◆ Short exercise: Every line containing the word "adjusted" needs to be found and copied.

Data tied to figure images:
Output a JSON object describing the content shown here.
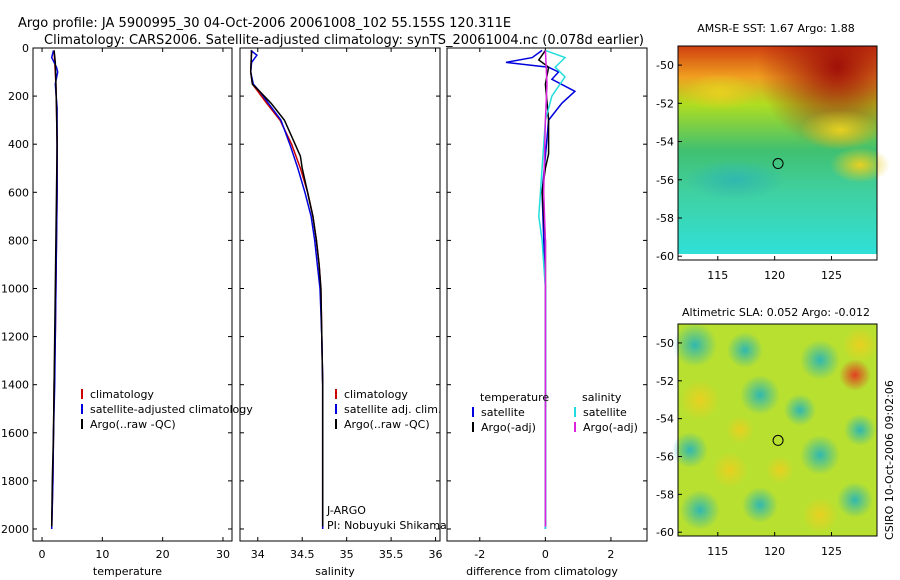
{
  "header": {
    "line1": "Argo profile: JA 5900995_30 04-Oct-2006 20061008_102 55.155S 120.311E",
    "line2": "Climatology: CARS2006. Satellite-adjusted climatology: synTS_20061004.nc (0.078d earlier)"
  },
  "footer": {
    "stamp": "CSIRO 10-Oct-2006 09:02:06"
  },
  "colors": {
    "climatology": "#cc0000",
    "satellite": "#0000dd",
    "argo": "#000000",
    "salinity_satellite": "#22dddd",
    "argo_adj": "#dd22dd"
  },
  "chart_data": [
    {
      "type": "line",
      "name": "temperature",
      "xlabel": "temperature",
      "xlim": [
        -1.5,
        31.5
      ],
      "ylim": [
        2050,
        0
      ],
      "xticks": [
        0,
        10,
        20,
        30
      ],
      "yticks": [
        0,
        200,
        400,
        600,
        800,
        1000,
        1200,
        1400,
        1600,
        1800,
        2000
      ],
      "legend": [
        "climatology",
        "satellite-adjusted climatology",
        "Argo(..raw -QC)"
      ],
      "series": [
        {
          "name": "climatology",
          "color": "#cc0000",
          "points": [
            [
              2.0,
              10
            ],
            [
              2.1,
              60
            ],
            [
              2.2,
              100
            ],
            [
              2.3,
              150
            ],
            [
              2.4,
              250
            ],
            [
              2.5,
              400
            ],
            [
              2.5,
              600
            ],
            [
              2.4,
              800
            ],
            [
              2.3,
              1000
            ],
            [
              2.2,
              1200
            ],
            [
              2.0,
              1400
            ],
            [
              1.9,
              1600
            ],
            [
              1.8,
              1800
            ],
            [
              1.6,
              2000
            ]
          ]
        },
        {
          "name": "satellite-adjusted climatology",
          "color": "#0000dd",
          "points": [
            [
              1.9,
              10
            ],
            [
              1.6,
              40
            ],
            [
              2.4,
              80
            ],
            [
              2.6,
              100
            ],
            [
              2.2,
              150
            ],
            [
              2.5,
              250
            ],
            [
              2.5,
              400
            ],
            [
              2.5,
              600
            ],
            [
              2.4,
              800
            ],
            [
              2.3,
              1000
            ],
            [
              2.2,
              1200
            ],
            [
              2.1,
              1400
            ],
            [
              1.9,
              1600
            ],
            [
              1.8,
              1800
            ],
            [
              1.6,
              2000
            ]
          ]
        },
        {
          "name": "Argo(..raw -QC)",
          "color": "#000000",
          "points": [
            [
              2.0,
              10
            ],
            [
              2.2,
              60
            ],
            [
              2.3,
              150
            ],
            [
              2.4,
              250
            ],
            [
              2.5,
              400
            ],
            [
              2.4,
              600
            ],
            [
              2.3,
              800
            ],
            [
              2.2,
              1000
            ],
            [
              2.1,
              1200
            ],
            [
              2.0,
              1400
            ],
            [
              1.9,
              1600
            ],
            [
              1.7,
              1800
            ],
            [
              1.6,
              1990
            ]
          ]
        }
      ]
    },
    {
      "type": "line",
      "name": "salinity",
      "xlabel": "salinity",
      "xlim": [
        33.8,
        36.05
      ],
      "ylim": [
        2050,
        0
      ],
      "xticks": [
        34,
        34.5,
        35,
        35.5,
        36
      ],
      "xticklabels": [
        "34",
        "34.5",
        "35",
        "35.5",
        "36"
      ],
      "legend": [
        "climatology",
        "satellite adj. clim.",
        "Argo(..raw -QC)"
      ],
      "annotations": [
        "J-ARGO",
        "PI: Nobuyuki Shikama"
      ],
      "series": [
        {
          "name": "climatology",
          "color": "#cc0000",
          "points": [
            [
              33.93,
              10
            ],
            [
              33.92,
              100
            ],
            [
              33.94,
              150
            ],
            [
              34.0,
              180
            ],
            [
              34.1,
              230
            ],
            [
              34.25,
              300
            ],
            [
              34.38,
              400
            ],
            [
              34.48,
              500
            ],
            [
              34.56,
              600
            ],
            [
              34.62,
              700
            ],
            [
              34.66,
              800
            ],
            [
              34.69,
              900
            ],
            [
              34.71,
              1000
            ],
            [
              34.72,
              1200
            ],
            [
              34.73,
              1400
            ],
            [
              34.73,
              1600
            ],
            [
              34.73,
              1800
            ],
            [
              34.73,
              2000
            ]
          ]
        },
        {
          "name": "satellite adj. clim.",
          "color": "#0000dd",
          "points": [
            [
              33.92,
              10
            ],
            [
              33.99,
              30
            ],
            [
              33.93,
              60
            ],
            [
              33.92,
              100
            ],
            [
              33.95,
              150
            ],
            [
              34.02,
              180
            ],
            [
              34.12,
              230
            ],
            [
              34.26,
              300
            ],
            [
              34.36,
              400
            ],
            [
              34.45,
              500
            ],
            [
              34.53,
              600
            ],
            [
              34.6,
              700
            ],
            [
              34.64,
              800
            ],
            [
              34.67,
              900
            ],
            [
              34.7,
              1000
            ],
            [
              34.72,
              1200
            ],
            [
              34.73,
              1400
            ],
            [
              34.73,
              1600
            ],
            [
              34.73,
              1800
            ],
            [
              34.73,
              2000
            ]
          ]
        },
        {
          "name": "Argo(..raw -QC)",
          "color": "#000000",
          "points": [
            [
              33.93,
              10
            ],
            [
              33.92,
              100
            ],
            [
              33.94,
              150
            ],
            [
              34.02,
              180
            ],
            [
              34.15,
              230
            ],
            [
              34.3,
              300
            ],
            [
              34.42,
              400
            ],
            [
              34.48,
              450
            ],
            [
              34.5,
              500
            ],
            [
              34.56,
              600
            ],
            [
              34.62,
              700
            ],
            [
              34.66,
              800
            ],
            [
              34.69,
              900
            ],
            [
              34.71,
              1000
            ],
            [
              34.72,
              1200
            ],
            [
              34.73,
              1400
            ],
            [
              34.73,
              1600
            ],
            [
              34.73,
              1800
            ],
            [
              34.73,
              1990
            ]
          ]
        }
      ]
    },
    {
      "type": "line",
      "name": "difference",
      "xlabel": "difference from climatology",
      "xlim": [
        -3,
        3.1
      ],
      "ylim": [
        2050,
        0
      ],
      "xticks": [
        -2,
        0,
        2
      ],
      "legend_headers": [
        "temperature",
        "salinity"
      ],
      "legend": [
        "satellite",
        "Argo(-adj)",
        "satellite",
        "Argo(-adj)"
      ],
      "series": [
        {
          "name": "temperature satellite",
          "color": "#0000dd",
          "points": [
            [
              -0.1,
              10
            ],
            [
              -0.4,
              40
            ],
            [
              -1.2,
              60
            ],
            [
              0.1,
              80
            ],
            [
              0.4,
              100
            ],
            [
              0.2,
              130
            ],
            [
              0.9,
              180
            ],
            [
              0.5,
              230
            ],
            [
              0.1,
              300
            ],
            [
              0.0,
              450
            ],
            [
              -0.1,
              600
            ],
            [
              0.0,
              1000
            ],
            [
              0.0,
              1500
            ],
            [
              0.0,
              2000
            ]
          ]
        },
        {
          "name": "temperature Argo(-adj)",
          "color": "#000000",
          "points": [
            [
              0.0,
              10
            ],
            [
              -0.2,
              50
            ],
            [
              0.1,
              80
            ],
            [
              0.0,
              150
            ],
            [
              0.1,
              300
            ],
            [
              0.1,
              440
            ],
            [
              0.0,
              500
            ],
            [
              -0.1,
              600
            ],
            [
              0.0,
              800
            ],
            [
              0.0,
              1500
            ],
            [
              0.0,
              1990
            ]
          ]
        },
        {
          "name": "salinity satellite",
          "color": "#22dddd",
          "points": [
            [
              0.0,
              10
            ],
            [
              0.6,
              40
            ],
            [
              0.3,
              80
            ],
            [
              0.6,
              120
            ],
            [
              0.2,
              200
            ],
            [
              0.0,
              300
            ],
            [
              -0.1,
              500
            ],
            [
              -0.2,
              700
            ],
            [
              -0.1,
              800
            ],
            [
              0.0,
              1000
            ],
            [
              0.0,
              1500
            ],
            [
              0.0,
              2000
            ]
          ]
        },
        {
          "name": "salinity Argo(-adj)",
          "color": "#dd22dd",
          "points": [
            [
              0.0,
              10
            ],
            [
              0.05,
              150
            ],
            [
              0.0,
              300
            ],
            [
              -0.05,
              600
            ],
            [
              0.0,
              800
            ],
            [
              0.0,
              1500
            ],
            [
              0.0,
              1990
            ]
          ]
        }
      ]
    },
    {
      "type": "heatmap",
      "name": "sst-map",
      "title": "AMSR-E SST: 1.67 Argo: 1.88",
      "xlim": [
        111.5,
        129
      ],
      "ylim": [
        -60.2,
        -49
      ],
      "xticks": [
        115,
        120,
        125
      ],
      "yticks": [
        -50,
        -52,
        -54,
        -56,
        -58,
        -60
      ],
      "marker": [
        120.3,
        -55.15
      ]
    },
    {
      "type": "heatmap",
      "name": "sla-map",
      "title": "Altimetric SLA: 0.052 Argo: -0.012",
      "xlim": [
        111.5,
        129
      ],
      "ylim": [
        -60.2,
        -49
      ],
      "xticks": [
        115,
        120,
        125
      ],
      "yticks": [
        -50,
        -52,
        -54,
        -56,
        -58,
        -60
      ],
      "marker": [
        120.3,
        -55.15
      ]
    }
  ]
}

◆ Answer in full:
    "line2": "Climatology: CARS2006. Satellite-adjusted climatology: synTS_20061004.nc (0.078d earlier)"
        "satellite-adjusted climatology",
          "name": "satellite-adjusted climatology",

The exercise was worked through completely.